__Records for this task__:
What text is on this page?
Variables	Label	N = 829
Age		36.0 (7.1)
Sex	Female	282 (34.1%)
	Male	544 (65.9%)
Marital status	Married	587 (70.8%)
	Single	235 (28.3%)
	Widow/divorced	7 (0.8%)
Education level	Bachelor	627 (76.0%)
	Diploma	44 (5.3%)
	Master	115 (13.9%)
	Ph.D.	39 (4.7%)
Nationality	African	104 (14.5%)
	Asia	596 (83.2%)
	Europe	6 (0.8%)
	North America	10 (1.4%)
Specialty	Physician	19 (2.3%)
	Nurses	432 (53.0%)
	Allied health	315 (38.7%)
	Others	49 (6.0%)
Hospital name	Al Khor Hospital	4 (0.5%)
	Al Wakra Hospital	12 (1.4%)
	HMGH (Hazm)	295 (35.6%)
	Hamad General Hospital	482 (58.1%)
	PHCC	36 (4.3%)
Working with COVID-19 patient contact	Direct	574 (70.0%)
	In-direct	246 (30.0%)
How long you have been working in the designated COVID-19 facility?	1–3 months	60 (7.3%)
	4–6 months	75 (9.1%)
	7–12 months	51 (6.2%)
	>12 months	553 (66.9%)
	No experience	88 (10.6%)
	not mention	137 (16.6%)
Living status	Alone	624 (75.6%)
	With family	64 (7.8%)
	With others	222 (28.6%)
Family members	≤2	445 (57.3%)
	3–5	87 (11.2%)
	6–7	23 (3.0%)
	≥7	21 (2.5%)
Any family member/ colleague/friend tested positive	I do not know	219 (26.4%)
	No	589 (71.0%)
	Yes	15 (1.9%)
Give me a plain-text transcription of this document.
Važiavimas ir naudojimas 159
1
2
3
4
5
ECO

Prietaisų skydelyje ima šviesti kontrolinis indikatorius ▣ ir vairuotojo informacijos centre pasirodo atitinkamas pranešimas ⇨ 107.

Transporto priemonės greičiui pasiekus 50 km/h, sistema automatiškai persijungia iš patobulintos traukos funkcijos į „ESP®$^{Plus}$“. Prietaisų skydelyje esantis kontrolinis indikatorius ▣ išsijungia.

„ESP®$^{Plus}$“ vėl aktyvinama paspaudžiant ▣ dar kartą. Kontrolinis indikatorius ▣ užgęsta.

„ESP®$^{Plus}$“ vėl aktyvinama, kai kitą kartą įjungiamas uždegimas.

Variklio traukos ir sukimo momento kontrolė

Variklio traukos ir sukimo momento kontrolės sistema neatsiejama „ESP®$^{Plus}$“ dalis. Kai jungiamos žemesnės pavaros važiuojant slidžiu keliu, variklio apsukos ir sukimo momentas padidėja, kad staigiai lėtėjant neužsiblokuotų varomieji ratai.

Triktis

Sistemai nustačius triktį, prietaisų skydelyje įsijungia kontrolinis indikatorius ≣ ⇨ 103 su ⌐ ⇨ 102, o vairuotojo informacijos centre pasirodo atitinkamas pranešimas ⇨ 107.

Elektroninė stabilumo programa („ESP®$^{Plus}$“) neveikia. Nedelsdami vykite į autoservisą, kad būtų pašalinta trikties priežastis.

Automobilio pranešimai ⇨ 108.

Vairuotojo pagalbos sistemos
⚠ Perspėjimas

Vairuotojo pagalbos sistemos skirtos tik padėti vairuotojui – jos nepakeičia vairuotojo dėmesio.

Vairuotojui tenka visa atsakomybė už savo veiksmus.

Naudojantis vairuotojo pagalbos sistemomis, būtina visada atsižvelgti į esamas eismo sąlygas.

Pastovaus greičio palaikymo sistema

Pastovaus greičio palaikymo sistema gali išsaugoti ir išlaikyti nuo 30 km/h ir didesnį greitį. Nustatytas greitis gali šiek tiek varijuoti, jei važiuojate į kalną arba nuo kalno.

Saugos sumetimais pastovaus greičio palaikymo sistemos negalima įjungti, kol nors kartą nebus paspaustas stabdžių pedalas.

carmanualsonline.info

__Exercise details__:
Check each line above for the word "kartą" and copy the ones that have it.

__Reply to the task__:
„ESP®$^{Plus}$“ vėl aktyvinama paspaudžiant ▣ dar kartą. Kontrolinis indikatorius ▣ užgęsta.
„ESP®$^{Plus}$“ vėl aktyvinama, kai kitą kartą įjungiamas uždegimas.
Saugos sumetimais pastovaus greičio palaikymo sistemos negalima įjungti, kol nors kartą nebus paspaustas stabdžių pedalas.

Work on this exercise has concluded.